— Start of ENTRIES SUPPLIED —

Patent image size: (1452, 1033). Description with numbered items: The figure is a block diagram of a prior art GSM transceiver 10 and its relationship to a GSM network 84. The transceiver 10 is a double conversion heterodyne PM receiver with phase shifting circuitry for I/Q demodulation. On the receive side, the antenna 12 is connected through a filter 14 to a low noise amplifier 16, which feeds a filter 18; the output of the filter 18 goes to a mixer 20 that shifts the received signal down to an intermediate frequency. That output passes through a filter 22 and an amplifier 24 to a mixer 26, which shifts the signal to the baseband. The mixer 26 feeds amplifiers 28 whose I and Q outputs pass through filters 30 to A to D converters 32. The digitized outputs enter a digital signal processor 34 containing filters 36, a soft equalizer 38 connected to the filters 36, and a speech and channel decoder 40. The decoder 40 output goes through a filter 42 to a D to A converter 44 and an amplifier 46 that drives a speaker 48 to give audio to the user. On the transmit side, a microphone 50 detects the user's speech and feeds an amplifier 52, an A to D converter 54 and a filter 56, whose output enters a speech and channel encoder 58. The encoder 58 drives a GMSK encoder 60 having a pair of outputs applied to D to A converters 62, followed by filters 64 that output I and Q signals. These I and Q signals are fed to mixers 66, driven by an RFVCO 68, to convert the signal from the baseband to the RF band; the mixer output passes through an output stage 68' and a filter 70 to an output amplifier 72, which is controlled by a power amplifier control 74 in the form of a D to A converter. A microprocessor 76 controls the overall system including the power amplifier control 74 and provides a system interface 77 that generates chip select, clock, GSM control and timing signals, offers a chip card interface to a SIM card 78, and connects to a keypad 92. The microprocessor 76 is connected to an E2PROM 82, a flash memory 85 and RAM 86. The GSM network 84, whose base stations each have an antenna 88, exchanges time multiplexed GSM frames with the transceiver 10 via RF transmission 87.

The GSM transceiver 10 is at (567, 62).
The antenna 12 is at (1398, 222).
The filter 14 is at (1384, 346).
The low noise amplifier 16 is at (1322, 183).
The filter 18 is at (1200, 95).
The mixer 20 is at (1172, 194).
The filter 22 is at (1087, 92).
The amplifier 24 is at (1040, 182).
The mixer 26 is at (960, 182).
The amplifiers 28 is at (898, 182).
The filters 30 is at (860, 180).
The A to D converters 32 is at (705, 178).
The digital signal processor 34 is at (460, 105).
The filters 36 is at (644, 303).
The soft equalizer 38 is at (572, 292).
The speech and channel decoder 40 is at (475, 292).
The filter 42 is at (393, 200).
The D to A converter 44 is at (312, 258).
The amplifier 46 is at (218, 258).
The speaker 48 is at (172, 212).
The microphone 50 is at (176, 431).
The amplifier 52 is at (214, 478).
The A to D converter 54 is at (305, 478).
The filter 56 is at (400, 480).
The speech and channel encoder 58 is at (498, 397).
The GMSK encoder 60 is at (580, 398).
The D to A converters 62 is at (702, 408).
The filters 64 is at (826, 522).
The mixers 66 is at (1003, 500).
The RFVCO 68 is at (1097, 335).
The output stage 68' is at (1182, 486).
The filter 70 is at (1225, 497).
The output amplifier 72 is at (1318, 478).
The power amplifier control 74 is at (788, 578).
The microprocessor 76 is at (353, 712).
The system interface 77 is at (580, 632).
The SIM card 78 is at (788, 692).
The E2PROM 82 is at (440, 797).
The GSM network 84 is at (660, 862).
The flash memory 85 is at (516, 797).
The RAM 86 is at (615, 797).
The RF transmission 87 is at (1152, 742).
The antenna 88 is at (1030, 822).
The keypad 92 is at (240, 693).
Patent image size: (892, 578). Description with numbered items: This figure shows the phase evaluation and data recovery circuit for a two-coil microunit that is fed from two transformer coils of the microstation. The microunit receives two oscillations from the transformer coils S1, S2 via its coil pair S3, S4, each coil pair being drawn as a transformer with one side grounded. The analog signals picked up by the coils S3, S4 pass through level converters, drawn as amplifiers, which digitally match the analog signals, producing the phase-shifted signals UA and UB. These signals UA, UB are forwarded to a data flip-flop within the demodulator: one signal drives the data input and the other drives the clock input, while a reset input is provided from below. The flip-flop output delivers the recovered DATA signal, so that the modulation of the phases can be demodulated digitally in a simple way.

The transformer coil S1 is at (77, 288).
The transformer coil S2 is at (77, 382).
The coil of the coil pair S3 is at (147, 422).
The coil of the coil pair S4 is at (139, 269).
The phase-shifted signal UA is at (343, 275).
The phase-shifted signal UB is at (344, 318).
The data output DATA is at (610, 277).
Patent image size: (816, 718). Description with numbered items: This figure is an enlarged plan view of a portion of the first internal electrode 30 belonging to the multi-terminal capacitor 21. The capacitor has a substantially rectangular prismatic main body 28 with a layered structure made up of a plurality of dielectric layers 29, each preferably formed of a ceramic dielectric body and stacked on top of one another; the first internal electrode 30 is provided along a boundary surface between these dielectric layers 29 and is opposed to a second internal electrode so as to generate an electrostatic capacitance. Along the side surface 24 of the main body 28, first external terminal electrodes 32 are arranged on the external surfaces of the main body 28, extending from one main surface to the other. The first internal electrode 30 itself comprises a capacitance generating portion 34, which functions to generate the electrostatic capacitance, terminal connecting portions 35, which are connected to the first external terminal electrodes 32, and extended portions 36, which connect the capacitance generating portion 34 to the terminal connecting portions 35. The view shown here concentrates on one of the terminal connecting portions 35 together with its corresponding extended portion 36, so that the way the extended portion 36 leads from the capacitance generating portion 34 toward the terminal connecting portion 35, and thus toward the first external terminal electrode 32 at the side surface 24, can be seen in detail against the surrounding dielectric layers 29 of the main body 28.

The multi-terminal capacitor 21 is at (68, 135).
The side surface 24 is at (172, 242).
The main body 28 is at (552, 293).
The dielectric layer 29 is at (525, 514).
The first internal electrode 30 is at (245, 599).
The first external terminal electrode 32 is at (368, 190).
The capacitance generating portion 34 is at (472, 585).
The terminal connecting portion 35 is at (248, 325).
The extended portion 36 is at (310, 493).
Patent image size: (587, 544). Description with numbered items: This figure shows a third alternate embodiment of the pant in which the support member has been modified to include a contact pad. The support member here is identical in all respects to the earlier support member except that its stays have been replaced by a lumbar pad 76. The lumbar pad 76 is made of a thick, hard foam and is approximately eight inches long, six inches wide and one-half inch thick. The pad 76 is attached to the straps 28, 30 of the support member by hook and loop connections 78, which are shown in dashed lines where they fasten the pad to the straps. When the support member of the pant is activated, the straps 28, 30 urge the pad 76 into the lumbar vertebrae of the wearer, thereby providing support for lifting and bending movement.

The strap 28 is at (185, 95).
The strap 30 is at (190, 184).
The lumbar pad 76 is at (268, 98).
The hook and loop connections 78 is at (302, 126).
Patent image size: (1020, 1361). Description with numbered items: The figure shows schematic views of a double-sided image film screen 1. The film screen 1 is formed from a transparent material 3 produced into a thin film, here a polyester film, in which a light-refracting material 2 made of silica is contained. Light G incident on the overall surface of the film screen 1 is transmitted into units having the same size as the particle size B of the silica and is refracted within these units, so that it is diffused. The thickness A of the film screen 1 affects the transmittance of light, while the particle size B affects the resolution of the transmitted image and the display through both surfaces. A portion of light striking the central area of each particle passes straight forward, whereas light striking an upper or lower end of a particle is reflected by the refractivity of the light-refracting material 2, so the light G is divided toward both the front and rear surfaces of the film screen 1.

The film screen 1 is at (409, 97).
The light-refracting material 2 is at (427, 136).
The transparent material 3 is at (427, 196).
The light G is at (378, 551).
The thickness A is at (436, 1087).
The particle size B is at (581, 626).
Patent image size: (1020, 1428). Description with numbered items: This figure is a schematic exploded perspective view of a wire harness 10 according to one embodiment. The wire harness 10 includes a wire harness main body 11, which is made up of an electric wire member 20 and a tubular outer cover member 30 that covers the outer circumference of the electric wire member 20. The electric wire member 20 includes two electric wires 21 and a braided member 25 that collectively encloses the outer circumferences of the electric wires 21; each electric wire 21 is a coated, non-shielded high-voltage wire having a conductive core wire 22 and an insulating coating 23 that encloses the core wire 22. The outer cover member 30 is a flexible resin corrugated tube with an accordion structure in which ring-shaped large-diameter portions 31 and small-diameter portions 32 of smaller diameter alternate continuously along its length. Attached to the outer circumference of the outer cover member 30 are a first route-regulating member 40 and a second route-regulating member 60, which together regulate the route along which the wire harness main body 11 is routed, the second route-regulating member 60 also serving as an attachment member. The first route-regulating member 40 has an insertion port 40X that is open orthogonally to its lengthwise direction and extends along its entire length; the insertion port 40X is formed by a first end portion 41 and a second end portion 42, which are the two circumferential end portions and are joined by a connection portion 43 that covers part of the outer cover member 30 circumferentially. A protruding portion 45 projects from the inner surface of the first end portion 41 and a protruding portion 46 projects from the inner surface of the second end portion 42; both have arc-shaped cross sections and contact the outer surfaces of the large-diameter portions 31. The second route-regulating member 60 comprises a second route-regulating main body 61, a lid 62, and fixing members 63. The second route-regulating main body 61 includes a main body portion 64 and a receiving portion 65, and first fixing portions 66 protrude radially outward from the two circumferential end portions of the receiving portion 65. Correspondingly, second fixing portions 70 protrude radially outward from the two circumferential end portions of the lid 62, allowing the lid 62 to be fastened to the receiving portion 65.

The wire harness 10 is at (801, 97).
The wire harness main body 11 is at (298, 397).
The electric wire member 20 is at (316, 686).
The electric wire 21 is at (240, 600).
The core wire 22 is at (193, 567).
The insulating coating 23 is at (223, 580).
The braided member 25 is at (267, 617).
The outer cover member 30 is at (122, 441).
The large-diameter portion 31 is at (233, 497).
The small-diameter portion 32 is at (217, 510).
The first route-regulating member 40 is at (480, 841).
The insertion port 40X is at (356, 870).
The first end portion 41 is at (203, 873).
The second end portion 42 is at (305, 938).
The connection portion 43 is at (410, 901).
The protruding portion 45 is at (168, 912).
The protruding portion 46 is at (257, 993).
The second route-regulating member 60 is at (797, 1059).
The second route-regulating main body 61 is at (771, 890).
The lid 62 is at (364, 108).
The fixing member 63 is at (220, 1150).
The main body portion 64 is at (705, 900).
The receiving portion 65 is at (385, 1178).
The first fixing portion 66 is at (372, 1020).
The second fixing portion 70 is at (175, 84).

— End of ENTRIES SUPPLIED —

In the material, reproduce the stretch from the line containing "Patent image size: (892, 578)." through the line containing "The coil of the coil pair S3", substituting "base station" for "microstation" and leaving everything else unchanged.

WRITTEN SOLUTION>
Patent image size: (892, 578). Description with numbered items: This figure shows the phase evaluation and data recovery circuit for a two-coil microunit that is fed from two transformer coils of the base station. The microunit receives two oscillations from the transformer coils S1, S2 via its coil pair S3, S4, each coil pair being drawn as a transformer with one side grounded. The analog signals picked up by the coils S3, S4 pass through level converters, drawn as amplifiers, which digitally match the analog signals, producing the phase-shifted signals UA and UB. These signals UA, UB are forwarded to a data flip-flop within the demodulator: one signal drives the data input and the other drives the clock input, while a reset input is provided from below. The flip-flop output delivers the recovered DATA signal, so that the modulation of the phases can be demodulated digitally in a simple way.

The transformer coil S1 is at (77, 288).
The transformer coil S2 is at (77, 382).
The coil of the coil pair S3 is at (147, 422).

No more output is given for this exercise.